- **WHAT IS REQUIRED**: List all lines of the data containing the word "PLATE".

--- Start ---

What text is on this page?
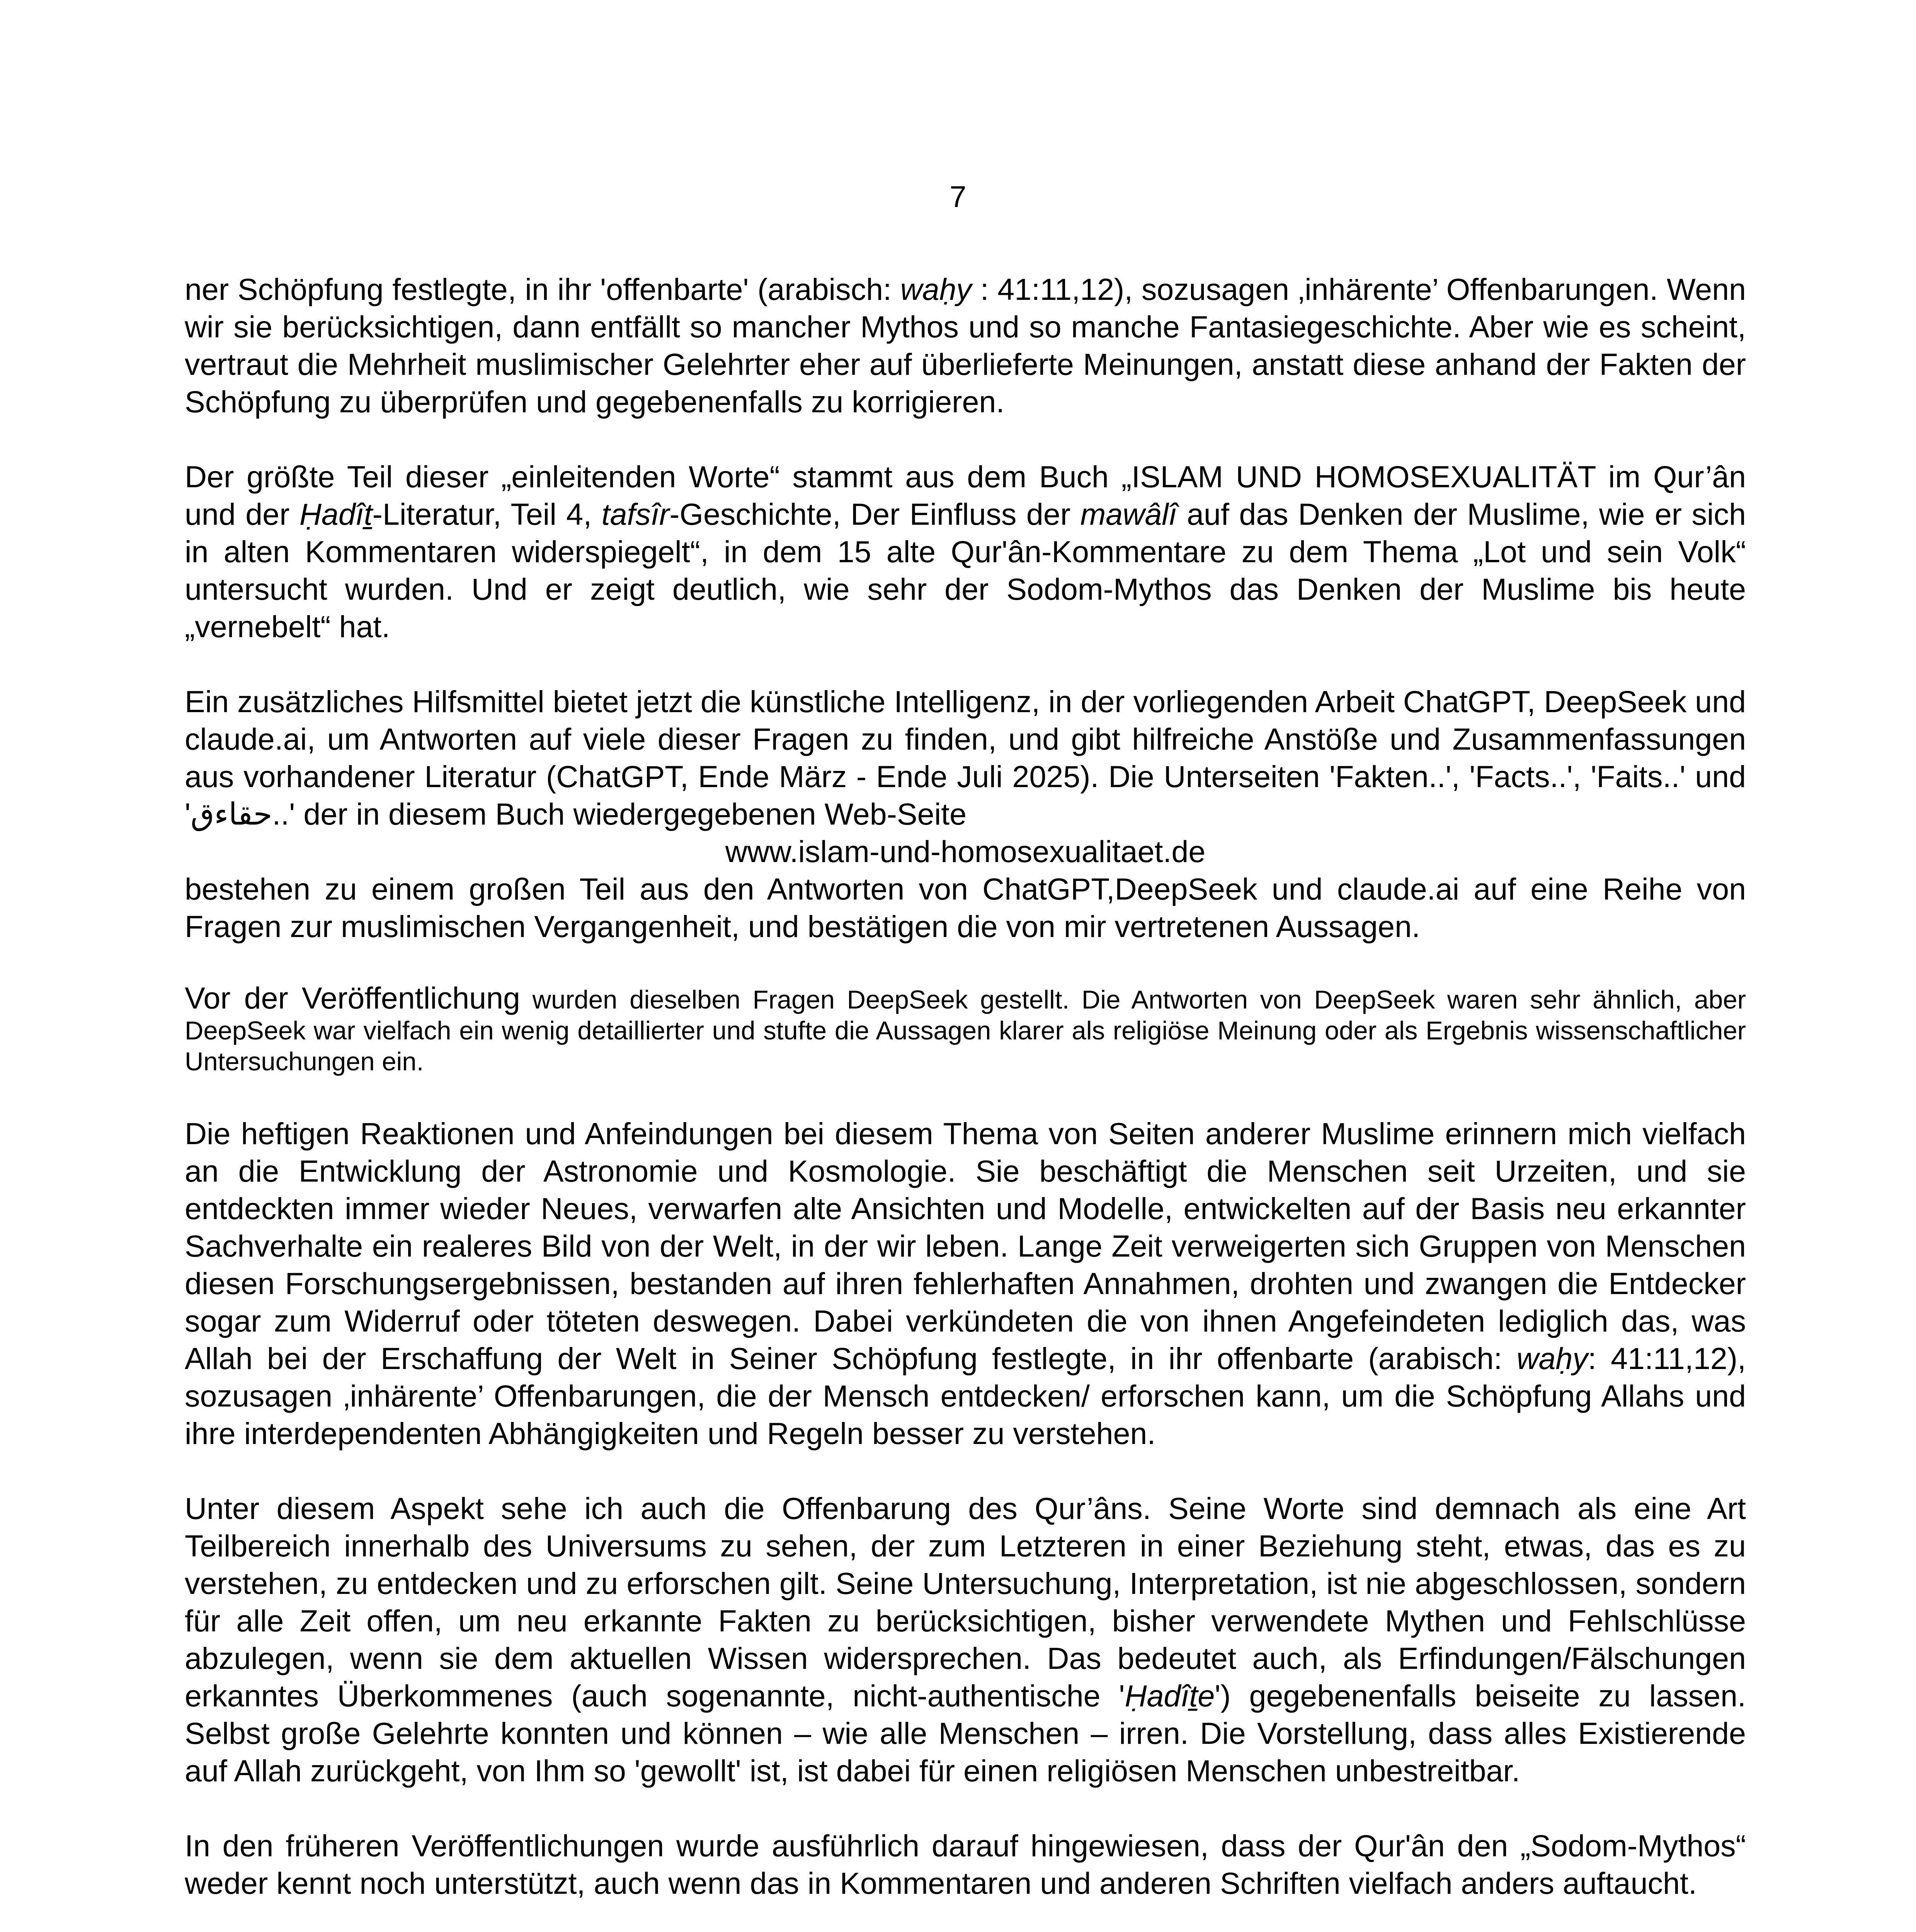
7

ner Schöpfung festlegte, in ihr 'offenbarte' (arabisch: waḥy : 41:11,12), sozusagen ‚inhärente’ Offenbarungen. Wenn wir sie berücksichtigen, dann entfällt so mancher Mythos und so manche Fantasiegeschichte. Aber wie es scheint, vertraut die Mehrheit muslimischer Gelehrter eher auf überlieferte Meinungen, anstatt diese anhand der Fakten der Schöpfung zu überprüfen und gegebenenfalls zu korrigieren.

Der größte Teil dieser „einleitenden Worte“ stammt aus dem Buch „ISLAM UND HOMOSEXUALITÄT im Qur’ân und der Ḥadîṯ-Literatur, Teil 4, tafsîr-Geschichte, Der Einfluss der mawâlî auf das Denken der Muslime, wie er sich in alten Kommentaren widerspiegelt“, in dem 15 alte Qur'ân-Kommentare zu dem Thema „Lot und sein Volk“ untersucht wurden. Und er zeigt deutlich, wie sehr der Sodom-Mythos das Denken der Muslime bis heute „vernebelt“ hat.

Ein zusätzliches Hilfsmittel bietet jetzt die künstliche Intelligenz, in der vorliegenden Arbeit ChatGPT, DeepSeek und claude.ai, um Antworten auf viele dieser Fragen zu finden, und gibt hilfreiche Anstöße und Zusammenfassungen aus vorhandener Literatur (ChatGPT, Ende März - Ende Juli 2025). Die Unterseiten 'Fakten..', 'Facts..', 'Faits..' und 'حقاءق..' der in diesem Buch wiedergegebenen Web-Seite
www.islam-und-homosexualitaet.de
bestehen zu einem großen Teil aus den Antworten von ChatGPT,DeepSeek und claude.ai auf eine Reihe von Fragen zur muslimischen Vergangenheit, und bestätigen die von mir vertretenen Aussagen.

Vor der Veröffentlichung wurden dieselben Fragen DeepSeek gestellt. Die Antworten von DeepSeek waren sehr ähnlich, aber DeepSeek war vielfach ein wenig detaillierter und stufte die Aussagen klarer als religiöse Meinung oder als Ergebnis wissenschaftlicher Untersuchungen ein.

Die heftigen Reaktionen und Anfeindungen bei diesem Thema von Seiten anderer Muslime erinnern mich vielfach an die Entwicklung der Astronomie und Kosmologie. Sie beschäftigt die Menschen seit Urzeiten, und sie entdeckten immer wieder Neues, verwarfen alte Ansichten und Modelle, entwickelten auf der Basis neu erkannter Sachverhalte ein realeres Bild von der Welt, in der wir leben. Lange Zeit verweigerten sich Gruppen von Menschen diesen Forschungsergebnissen, bestanden auf ihren fehlerhaften Annahmen, drohten und zwangen die Entdecker sogar zum Widerruf oder töteten deswegen. Dabei verkündeten die von ihnen Angefeindeten lediglich das, was Allah bei der Erschaffung der Welt in Seiner Schöpfung festlegte, in ihr offenbarte (arabisch: waḥy: 41:11,12), sozusagen ‚inhärente’ Offenbarungen, die der Mensch entdecken/ erforschen kann, um die Schöpfung Allahs und ihre interdependenten Abhängigkeiten und Regeln besser zu verstehen.

Unter diesem Aspekt sehe ich auch die Offenbarung des Qur’âns. Seine Worte sind demnach als eine Art Teilbereich innerhalb des Universums zu sehen, der zum Letzteren in einer Beziehung steht, etwas, das es zu verstehen, zu entdecken und zu erforschen gilt. Seine Untersuchung, Interpretation, ist nie abgeschlossen, sondern für alle Zeit offen, um neu erkannte Fakten zu berücksichtigen, bisher verwendete Mythen und Fehlschlüsse abzulegen, wenn sie dem aktuellen Wissen widersprechen. Das bedeutet auch, als Erfindungen/Fälschungen erkanntes Überkommenes (auch sogenannte, nicht-authentische 'Ḥadîṯe') gegebenenfalls beiseite zu lassen. Selbst große Gelehrte konnten und können – wie alle Menschen – irren. Die Vorstellung, dass alles Existierende auf Allah zurückgeht, von Ihm so 'gewollt' ist, ist dabei für einen religiösen Menschen unbestreitbar.

In den früheren Veröffentlichungen wurde ausführlich darauf hingewiesen, dass der Qur'ân den „Sodom-Mythos“ weder kennt noch unterstützt, auch wenn das in Kommentaren und anderen Schriften vielfach anders auftaucht.
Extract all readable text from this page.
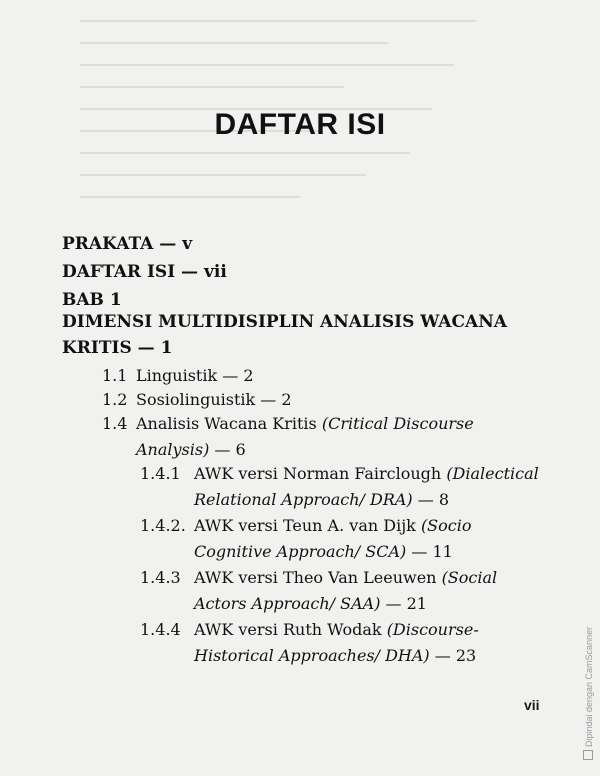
DAFTAR ISI
PRAKATA — v
DAFTAR ISI — vii
BAB 1
DIMENSI MULTIDISIPLIN ANALISIS WACANA
KRITIS — 1
1.1 Linguistik — 2
1.2 Sosiolinguistik — 2
1.4 Analisis Wacana Kritis (Critical Discourse
Analysis) — 6
1.4.1 AWK versi Norman Fairclough (Dialectical
Relational Approach/ DRA) — 8
1.4.2. AWK versi Teun A. van Dijk (Socio
Cognitive Approach/ SCA) — 11
1.4.3 AWK versi Theo Van Leeuwen (Social
Actors Approach/ SAA) — 21
1.4.4 AWK versi Ruth Wodak (Discourse-
Historical Approaches/ DHA) — 23
vii	Dipindai dengan CamScanner
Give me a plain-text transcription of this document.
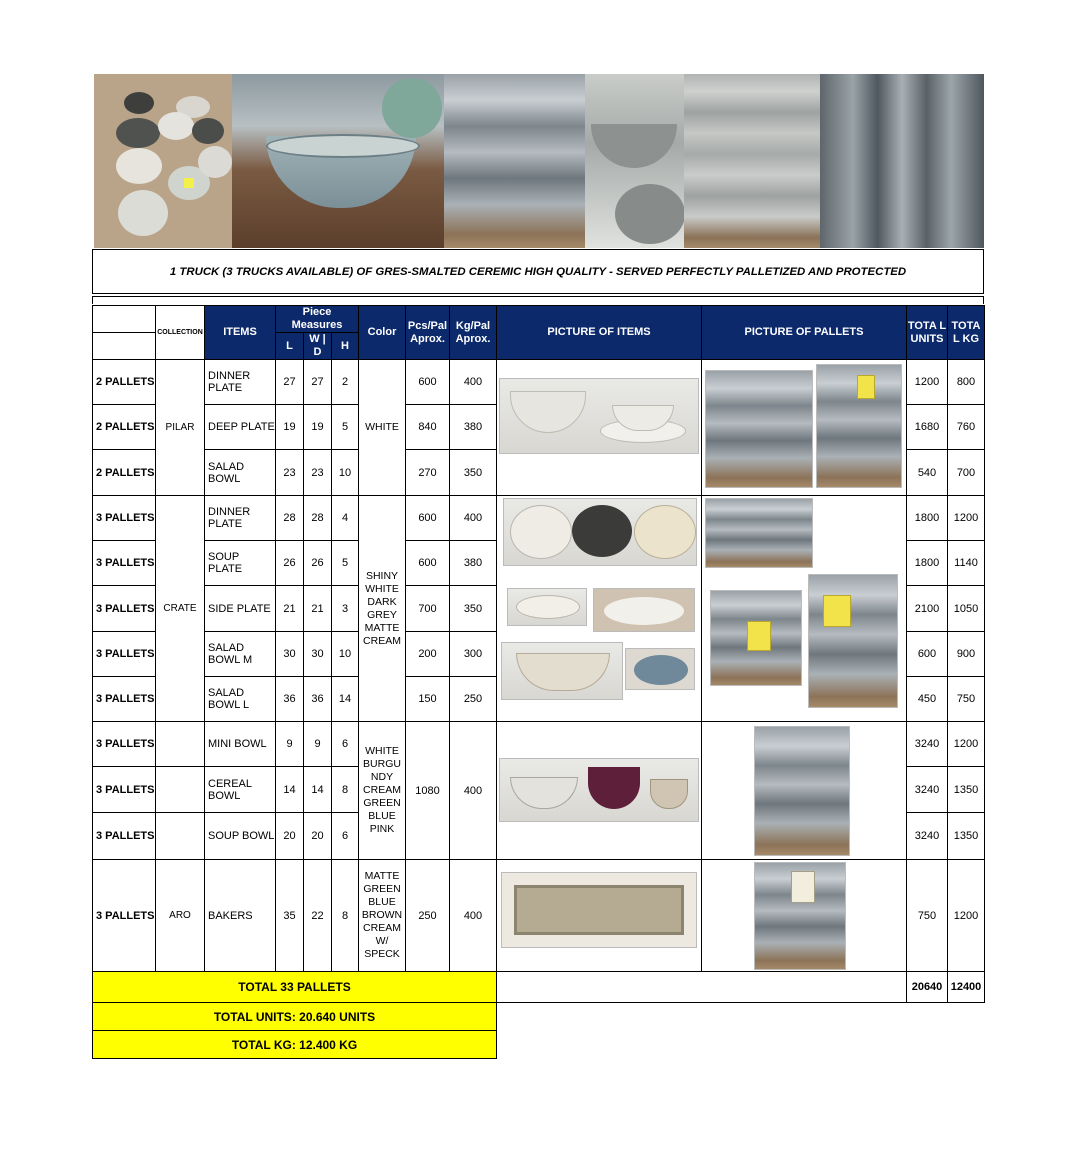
1 TRUCK (3 TRUCKS AVAILABLE) OF GRES-SMALTED CEREMIC HIGH QUALITY - SERVED PERFECTLY PALLETIZED AND PROTECTED
	COLLECTION	ITEMS	Piece Measures			Color	Pcs/Pal Aprox.	Kg/Pal Aprox.	PICTURE OF ITEMS	PICTURE OF PALLETS	TOTA L UNITS	TOTA L KG
			L	W | D	H							
2 PALLETS	PILAR	DINNER PLATE	27	27	2	WHITE	600	400			1200	800
2 PALLETS		DEEP PLATE	19	19	5		840	380			1680	760
2 PALLETS		SALAD BOWL	23	23	10		270	350			540	700
3 PALLETS	CRATE	DINNER PLATE	28	28	4	SHINY WHITE DARK GREY MATTE CREAM	600	400			1800	1200
3 PALLETS		SOUP PLATE	26	26	5		600	380			1800	1140
3 PALLETS		SIDE PLATE	21	21	3		700	350			2100	1050
3 PALLETS		SALAD BOWL M	30	30	10		200	300			600	900
3 PALLETS		SALAD BOWL L	36	36	14		150	250			450	750
3 PALLETS		MINI BOWL	9	9	6	WHITE BURGU NDY CREAM GREEN BLUE PINK	1080	400			3240	1200
3 PALLETS		CEREAL BOWL	14	14	8						3240	1350
3 PALLETS		SOUP BOWL	20	20	6						3240	1350
3 PALLETS	ARO	BAKERS	35	22	8	MATTE GREEN BLUE BROWN CREAM W/ SPECK	250	400			750	1200
TOTAL 33 PALLETS											20640	12400
TOTAL UNITS: 20.640 UNITS												
TOTAL KG: 12.400 KG												
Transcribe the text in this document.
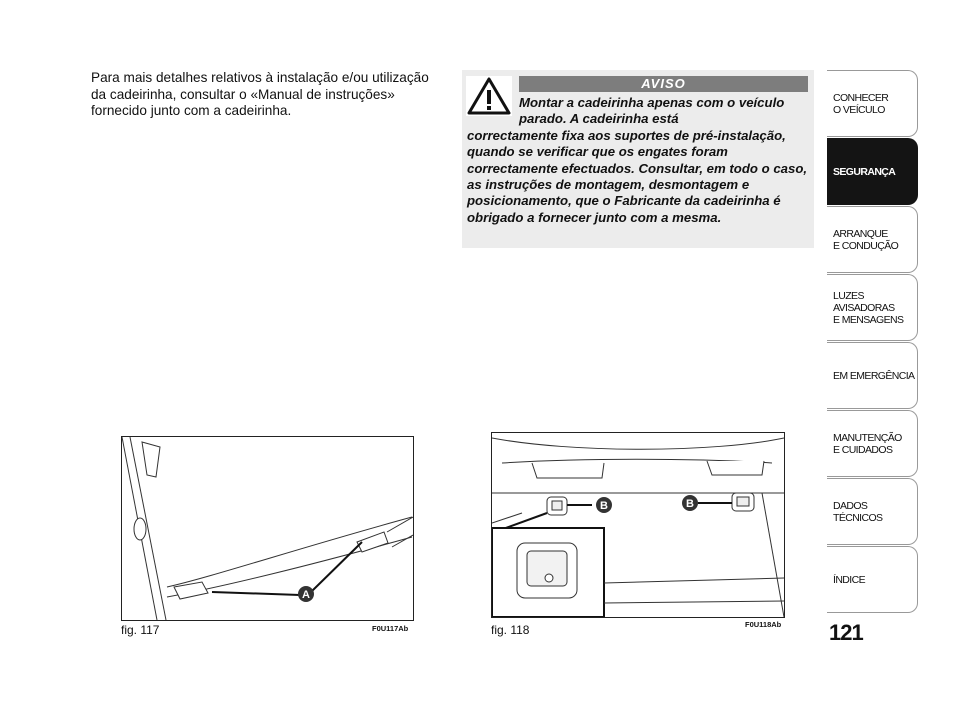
Para mais detalhes relativos à instalação e/ou utilização da cadeirinha, consultar o «Manual de instruções» fornecido junto com a cadeirinha.
AVISO
Montar a cadeirinha apenas com o veículo parado. A cadeirinha está
correctamente fixa aos suportes de pré-instalação, quando se verificar que os engates foram correctamente efectuados. Consultar, em todo o caso, as instruções de montagem, desmontagem e posicionamento, que o Fabricante da cadeirinha é obrigado a fornecer junto com a mesma.
A
fig. 117	F0U117Ab
B	B
fig. 118	F0U118Ab
CONHECER
O VEÍCULO
SEGURANÇA
ARRANQUE
E CONDUÇÃO
LUZES
AVISADORAS
E MENSAGENS
EM EMERGÊNCIA
MANUTENÇÃO
E CUIDADOS
DADOS
TÉCNICOS
ÍNDICE
121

--- End ---

- **OUTPUT BELOW**:
2 PALLETS	PILAR	DINNER PLATE	27	27	2	WHITE	600	400			1200	800
2 PALLETS		DEEP PLATE	19	19	5		840	380			1680	760
3 PALLETS	CRATE	DINNER PLATE	28	28	4	SHINY WHITE DARK GREY MATTE CREAM	600	400			1800	1200
3 PALLETS		SOUP PLATE	26	26	5		600	380			1800	1140
3 PALLETS		SIDE PLATE	21	21	3		700	350			2100	1050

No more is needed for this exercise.